REQUEST: For the listing below, give the count of lines containing "Terminals", and no other text.

— Begin MATERIAL SHOWN —

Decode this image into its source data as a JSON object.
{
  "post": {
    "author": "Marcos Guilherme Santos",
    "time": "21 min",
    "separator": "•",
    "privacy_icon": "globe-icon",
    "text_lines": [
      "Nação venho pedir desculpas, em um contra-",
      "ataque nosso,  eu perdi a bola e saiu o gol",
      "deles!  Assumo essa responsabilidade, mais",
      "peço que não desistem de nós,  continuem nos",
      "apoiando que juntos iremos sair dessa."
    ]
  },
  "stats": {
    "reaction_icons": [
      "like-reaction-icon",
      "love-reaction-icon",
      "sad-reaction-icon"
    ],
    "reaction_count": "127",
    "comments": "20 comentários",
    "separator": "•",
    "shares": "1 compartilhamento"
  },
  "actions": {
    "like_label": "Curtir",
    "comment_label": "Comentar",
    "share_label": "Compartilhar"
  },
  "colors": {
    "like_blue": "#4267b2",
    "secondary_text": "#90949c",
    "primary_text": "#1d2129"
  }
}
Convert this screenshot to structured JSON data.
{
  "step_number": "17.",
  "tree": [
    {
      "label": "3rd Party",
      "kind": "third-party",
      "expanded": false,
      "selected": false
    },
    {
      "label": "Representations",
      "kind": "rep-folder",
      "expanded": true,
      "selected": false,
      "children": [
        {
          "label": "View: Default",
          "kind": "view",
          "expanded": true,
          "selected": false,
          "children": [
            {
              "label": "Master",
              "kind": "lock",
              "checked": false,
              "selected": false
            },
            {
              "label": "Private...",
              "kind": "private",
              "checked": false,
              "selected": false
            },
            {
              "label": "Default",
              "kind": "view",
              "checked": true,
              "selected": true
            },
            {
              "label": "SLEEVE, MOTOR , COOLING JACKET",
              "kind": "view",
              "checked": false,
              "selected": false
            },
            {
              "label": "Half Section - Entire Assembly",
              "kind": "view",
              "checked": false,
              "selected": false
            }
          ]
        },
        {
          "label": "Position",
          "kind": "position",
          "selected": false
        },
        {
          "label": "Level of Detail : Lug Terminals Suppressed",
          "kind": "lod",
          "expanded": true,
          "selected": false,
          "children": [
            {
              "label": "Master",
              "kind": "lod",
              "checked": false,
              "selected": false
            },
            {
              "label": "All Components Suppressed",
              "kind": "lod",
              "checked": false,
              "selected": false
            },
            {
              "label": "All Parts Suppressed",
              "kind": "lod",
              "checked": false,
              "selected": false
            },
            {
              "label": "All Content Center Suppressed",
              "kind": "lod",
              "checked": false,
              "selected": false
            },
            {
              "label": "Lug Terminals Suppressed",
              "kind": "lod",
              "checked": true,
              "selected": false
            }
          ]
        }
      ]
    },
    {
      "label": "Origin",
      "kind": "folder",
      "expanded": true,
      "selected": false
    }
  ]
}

— End MATERIAL SHOWN —

RESULT FOR THIS TASK: 2